**Stated exercise**
In the listing below, identify each line with the word "name" and return those lines.

:: Provided entries ::

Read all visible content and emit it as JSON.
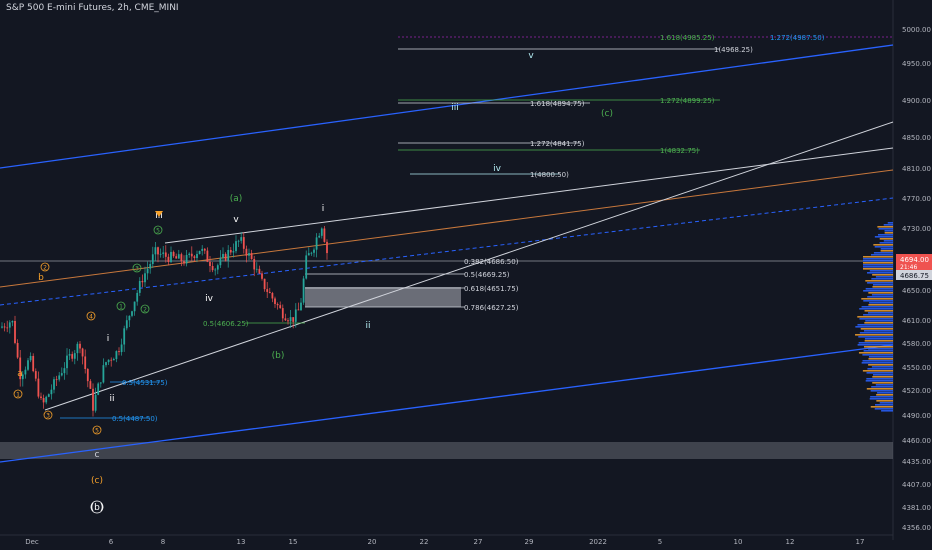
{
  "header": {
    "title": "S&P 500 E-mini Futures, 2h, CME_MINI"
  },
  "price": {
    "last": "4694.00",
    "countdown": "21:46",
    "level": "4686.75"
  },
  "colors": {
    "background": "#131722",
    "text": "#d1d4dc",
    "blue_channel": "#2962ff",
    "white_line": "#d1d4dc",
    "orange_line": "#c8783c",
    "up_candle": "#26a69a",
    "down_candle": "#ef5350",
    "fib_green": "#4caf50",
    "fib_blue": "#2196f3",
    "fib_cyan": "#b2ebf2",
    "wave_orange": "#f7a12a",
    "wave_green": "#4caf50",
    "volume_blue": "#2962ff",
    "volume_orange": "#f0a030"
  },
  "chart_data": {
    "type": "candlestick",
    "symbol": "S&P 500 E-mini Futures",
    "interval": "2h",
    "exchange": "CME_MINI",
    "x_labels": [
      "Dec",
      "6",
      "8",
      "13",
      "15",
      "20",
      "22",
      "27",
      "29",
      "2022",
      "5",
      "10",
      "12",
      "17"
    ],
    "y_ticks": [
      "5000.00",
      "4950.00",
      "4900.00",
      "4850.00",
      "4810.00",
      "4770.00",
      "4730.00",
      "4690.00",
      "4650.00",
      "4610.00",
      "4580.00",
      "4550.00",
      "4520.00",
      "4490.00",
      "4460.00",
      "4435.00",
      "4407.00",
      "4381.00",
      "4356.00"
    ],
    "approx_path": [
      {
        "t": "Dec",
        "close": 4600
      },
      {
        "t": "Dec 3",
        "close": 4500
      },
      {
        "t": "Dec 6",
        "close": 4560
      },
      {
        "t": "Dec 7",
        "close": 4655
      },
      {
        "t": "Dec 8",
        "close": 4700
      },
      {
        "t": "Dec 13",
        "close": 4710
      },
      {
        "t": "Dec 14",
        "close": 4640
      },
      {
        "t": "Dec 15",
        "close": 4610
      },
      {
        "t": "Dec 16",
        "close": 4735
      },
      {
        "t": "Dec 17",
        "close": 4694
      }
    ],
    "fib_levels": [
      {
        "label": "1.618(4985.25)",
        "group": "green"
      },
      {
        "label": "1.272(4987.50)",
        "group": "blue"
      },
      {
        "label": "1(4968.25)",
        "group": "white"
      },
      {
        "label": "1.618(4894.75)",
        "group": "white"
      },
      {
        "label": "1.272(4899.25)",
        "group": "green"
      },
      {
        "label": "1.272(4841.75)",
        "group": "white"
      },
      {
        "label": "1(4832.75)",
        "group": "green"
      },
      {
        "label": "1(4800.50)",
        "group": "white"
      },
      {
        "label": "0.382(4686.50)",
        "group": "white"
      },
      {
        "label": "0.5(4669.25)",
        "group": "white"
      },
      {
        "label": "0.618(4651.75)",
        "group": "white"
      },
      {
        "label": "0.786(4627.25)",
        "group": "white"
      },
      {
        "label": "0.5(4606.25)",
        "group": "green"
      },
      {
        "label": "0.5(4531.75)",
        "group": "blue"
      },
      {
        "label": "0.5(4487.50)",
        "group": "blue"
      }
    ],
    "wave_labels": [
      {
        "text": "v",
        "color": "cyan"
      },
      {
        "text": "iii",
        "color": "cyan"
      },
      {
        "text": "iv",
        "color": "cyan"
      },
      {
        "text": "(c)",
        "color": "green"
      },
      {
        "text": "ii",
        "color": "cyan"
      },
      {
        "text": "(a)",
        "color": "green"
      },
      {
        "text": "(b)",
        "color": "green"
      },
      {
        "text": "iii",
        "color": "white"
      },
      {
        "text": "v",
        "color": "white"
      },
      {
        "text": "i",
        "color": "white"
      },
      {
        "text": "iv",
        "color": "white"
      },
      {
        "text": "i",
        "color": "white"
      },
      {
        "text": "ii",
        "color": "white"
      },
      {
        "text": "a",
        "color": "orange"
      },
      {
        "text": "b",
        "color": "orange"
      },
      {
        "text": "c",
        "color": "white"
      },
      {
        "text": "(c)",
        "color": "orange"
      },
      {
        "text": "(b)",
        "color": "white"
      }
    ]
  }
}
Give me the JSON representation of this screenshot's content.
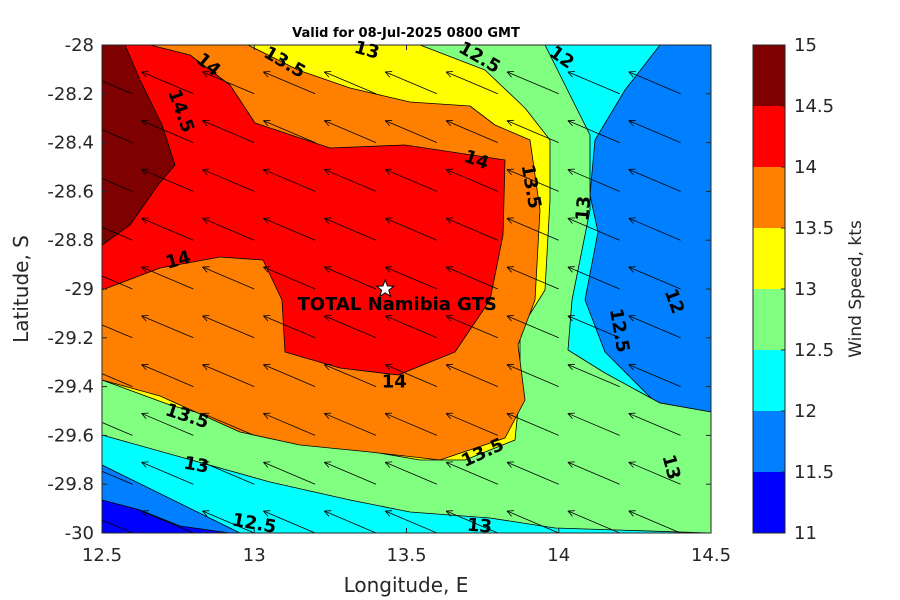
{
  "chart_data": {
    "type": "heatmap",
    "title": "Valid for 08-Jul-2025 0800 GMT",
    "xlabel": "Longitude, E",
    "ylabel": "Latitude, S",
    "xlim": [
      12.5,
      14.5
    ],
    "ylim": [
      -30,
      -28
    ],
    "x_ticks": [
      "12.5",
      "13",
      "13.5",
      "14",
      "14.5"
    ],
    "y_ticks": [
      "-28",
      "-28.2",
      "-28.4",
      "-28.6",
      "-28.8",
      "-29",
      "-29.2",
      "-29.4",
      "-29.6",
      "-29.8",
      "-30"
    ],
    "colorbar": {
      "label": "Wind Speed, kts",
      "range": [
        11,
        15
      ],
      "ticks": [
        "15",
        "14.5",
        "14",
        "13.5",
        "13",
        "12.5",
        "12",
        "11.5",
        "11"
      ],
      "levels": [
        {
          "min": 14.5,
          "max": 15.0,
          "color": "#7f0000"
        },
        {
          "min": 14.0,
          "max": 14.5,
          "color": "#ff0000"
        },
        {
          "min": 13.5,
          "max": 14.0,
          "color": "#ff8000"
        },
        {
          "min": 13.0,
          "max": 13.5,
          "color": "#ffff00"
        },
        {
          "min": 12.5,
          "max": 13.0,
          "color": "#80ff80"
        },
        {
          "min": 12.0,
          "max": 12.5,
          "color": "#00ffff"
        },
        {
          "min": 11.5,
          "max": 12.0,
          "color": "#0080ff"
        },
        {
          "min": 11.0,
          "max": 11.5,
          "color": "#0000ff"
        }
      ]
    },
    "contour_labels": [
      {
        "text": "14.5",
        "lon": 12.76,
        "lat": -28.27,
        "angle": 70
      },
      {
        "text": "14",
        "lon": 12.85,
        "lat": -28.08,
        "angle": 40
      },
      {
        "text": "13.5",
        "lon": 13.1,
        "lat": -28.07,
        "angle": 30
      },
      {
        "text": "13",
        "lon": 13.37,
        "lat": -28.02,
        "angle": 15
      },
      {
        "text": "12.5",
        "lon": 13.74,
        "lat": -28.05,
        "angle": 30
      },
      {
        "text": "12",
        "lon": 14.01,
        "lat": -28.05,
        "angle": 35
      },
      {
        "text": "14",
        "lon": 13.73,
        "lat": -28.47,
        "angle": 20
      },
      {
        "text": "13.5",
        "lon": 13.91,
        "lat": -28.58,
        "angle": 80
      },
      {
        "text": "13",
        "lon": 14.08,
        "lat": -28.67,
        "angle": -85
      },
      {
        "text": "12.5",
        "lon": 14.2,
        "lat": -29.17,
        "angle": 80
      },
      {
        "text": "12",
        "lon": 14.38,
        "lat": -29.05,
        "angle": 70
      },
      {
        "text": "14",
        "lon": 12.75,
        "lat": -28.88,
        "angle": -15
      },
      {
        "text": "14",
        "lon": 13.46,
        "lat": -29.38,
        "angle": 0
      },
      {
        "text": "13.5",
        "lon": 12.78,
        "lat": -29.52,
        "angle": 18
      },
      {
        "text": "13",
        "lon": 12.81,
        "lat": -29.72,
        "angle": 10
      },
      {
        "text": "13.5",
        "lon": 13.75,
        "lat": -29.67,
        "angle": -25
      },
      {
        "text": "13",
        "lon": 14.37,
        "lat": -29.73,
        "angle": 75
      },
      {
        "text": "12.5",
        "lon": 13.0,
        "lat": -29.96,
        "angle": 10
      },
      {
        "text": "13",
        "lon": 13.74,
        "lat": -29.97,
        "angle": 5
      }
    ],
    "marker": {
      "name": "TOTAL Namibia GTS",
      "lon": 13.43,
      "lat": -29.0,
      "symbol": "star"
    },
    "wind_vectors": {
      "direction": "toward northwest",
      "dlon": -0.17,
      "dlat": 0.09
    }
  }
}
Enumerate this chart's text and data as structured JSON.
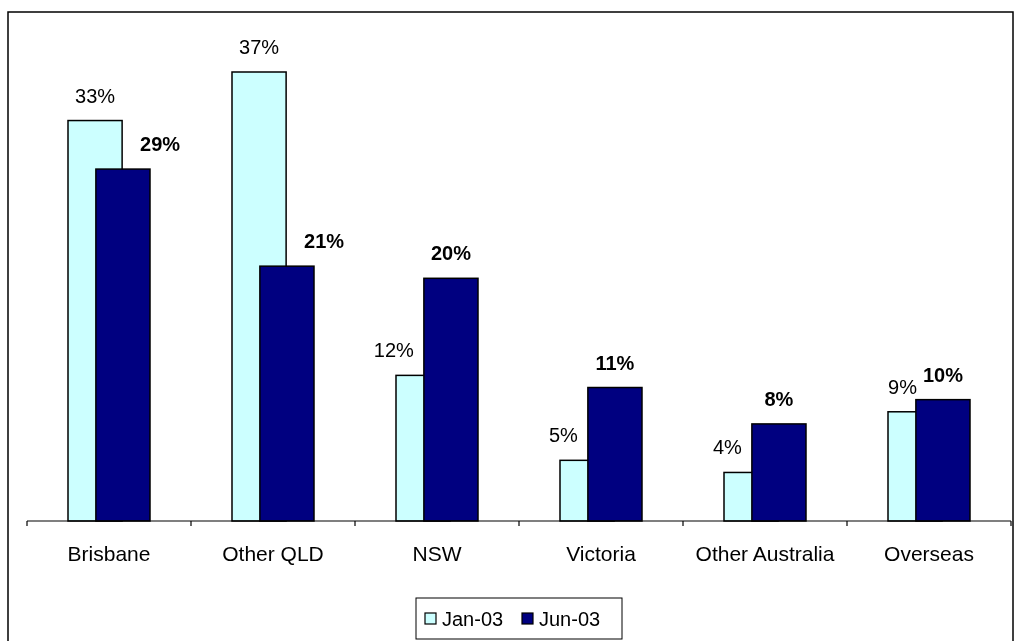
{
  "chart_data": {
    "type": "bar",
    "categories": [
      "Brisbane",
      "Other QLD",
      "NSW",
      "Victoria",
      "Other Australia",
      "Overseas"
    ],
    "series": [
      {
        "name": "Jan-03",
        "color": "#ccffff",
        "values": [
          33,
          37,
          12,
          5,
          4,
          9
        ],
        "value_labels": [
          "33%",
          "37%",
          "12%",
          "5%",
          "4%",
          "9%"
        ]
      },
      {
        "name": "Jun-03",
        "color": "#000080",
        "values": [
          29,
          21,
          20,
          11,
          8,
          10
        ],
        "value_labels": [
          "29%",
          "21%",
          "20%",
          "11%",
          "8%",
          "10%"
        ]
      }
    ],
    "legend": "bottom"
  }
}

:::

**Solution below**
      "name": "TOTAL Namibia GTS",
        "name": "Jan-03",
        "name": "Jun-03",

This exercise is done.